◆ **WHAT YOU HAVE TO DO**: Each entry below is to be duplicated verbatim.

Dataset items
= = = = = = =
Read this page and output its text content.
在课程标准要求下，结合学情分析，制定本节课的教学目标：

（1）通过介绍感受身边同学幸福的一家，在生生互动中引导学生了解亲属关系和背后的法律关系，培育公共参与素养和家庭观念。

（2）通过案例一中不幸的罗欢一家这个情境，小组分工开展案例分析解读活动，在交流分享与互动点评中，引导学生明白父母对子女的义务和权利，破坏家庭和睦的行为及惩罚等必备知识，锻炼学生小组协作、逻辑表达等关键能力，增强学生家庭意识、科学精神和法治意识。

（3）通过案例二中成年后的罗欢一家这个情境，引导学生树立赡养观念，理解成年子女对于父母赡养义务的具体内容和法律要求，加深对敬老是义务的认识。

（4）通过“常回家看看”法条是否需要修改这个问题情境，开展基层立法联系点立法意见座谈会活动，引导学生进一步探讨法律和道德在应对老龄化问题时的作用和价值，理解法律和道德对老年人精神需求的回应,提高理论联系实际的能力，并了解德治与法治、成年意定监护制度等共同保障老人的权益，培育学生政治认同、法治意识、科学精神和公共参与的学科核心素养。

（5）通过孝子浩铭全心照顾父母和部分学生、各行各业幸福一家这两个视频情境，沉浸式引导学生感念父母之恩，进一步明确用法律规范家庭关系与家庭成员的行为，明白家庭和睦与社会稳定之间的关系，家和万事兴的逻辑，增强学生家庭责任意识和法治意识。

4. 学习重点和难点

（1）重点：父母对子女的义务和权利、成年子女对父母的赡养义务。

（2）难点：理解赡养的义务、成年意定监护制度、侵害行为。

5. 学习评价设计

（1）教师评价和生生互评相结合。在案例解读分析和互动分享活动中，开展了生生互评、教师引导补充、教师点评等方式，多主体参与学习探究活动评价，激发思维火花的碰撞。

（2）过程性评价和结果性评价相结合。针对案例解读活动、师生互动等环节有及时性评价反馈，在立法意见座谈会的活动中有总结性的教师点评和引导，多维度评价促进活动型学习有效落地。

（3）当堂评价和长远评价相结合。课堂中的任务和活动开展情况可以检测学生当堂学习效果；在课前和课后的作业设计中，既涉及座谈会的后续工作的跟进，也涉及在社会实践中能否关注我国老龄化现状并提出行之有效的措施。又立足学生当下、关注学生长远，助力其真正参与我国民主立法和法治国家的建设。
= = = = = = =
◆ **EXERCISE OUTPUT**:
Read this page and output its text content.
在课程标准要求下，结合学情分析，制定本节课的教学目标：

（1）通过介绍感受身边同学幸福的一家，在生生互动中引导学生了解亲属关系和背后的法律关系，培育公共参与素养和家庭观念。

（2）通过案例一中不幸的罗欢一家这个情境，小组分工开展案例分析解读活动，在交流分享与互动点评中，引导学生明白父母对子女的义务和权利，破坏家庭和睦的行为及惩罚等必备知识，锻炼学生小组协作、逻辑表达等关键能力，增强学生家庭意识、科学精神和法治意识。

（3）通过案例二中成年后的罗欢一家这个情境，引导学生树立赡养观念，理解成年子女对于父母赡养义务的具体内容和法律要求，加深对敬老是义务的认识。

（4）通过“常回家看看”法条是否需要修改这个问题情境，开展基层立法联系点立法意见座谈会活动，引导学生进一步探讨法律和道德在应对老龄化问题时的作用和价值，理解法律和道德对老年人精神需求的回应,提高理论联系实际的能力，并了解德治与法治、成年意定监护制度等共同保障老人的权益，培育学生政治认同、法治意识、科学精神和公共参与的学科核心素养。

（5）通过孝子浩铭全心照顾父母和部分学生、各行各业幸福一家这两个视频情境，沉浸式引导学生感念父母之恩，进一步明确用法律规范家庭关系与家庭成员的行为，明白家庭和睦与社会稳定之间的关系，家和万事兴的逻辑，增强学生家庭责任意识和法治意识。

4. 学习重点和难点

（1）重点：父母对子女的义务和权利、成年子女对父母的赡养义务。

（2）难点：理解赡养的义务、成年意定监护制度、侵害行为。

5. 学习评价设计

（1）教师评价和生生互评相结合。在案例解读分析和互动分享活动中，开展了生生互评、教师引导补充、教师点评等方式，多主体参与学习探究活动评价，激发思维火花的碰撞。

（2）过程性评价和结果性评价相结合。针对案例解读活动、师生互动等环节有及时性评价反馈，在立法意见座谈会的活动中有总结性的教师点评和引导，多维度评价促进活动型学习有效落地。

（3）当堂评价和长远评价相结合。课堂中的任务和活动开展情况可以检测学生当堂学习效果；在课前和课后的作业设计中，既涉及座谈会的后续工作的跟进，也涉及在社会实践中能否关注我国老龄化现状并提出行之有效的措施。又立足学生当下、关注学生长远，助力其真正参与我国民主立法和法治国家的建设。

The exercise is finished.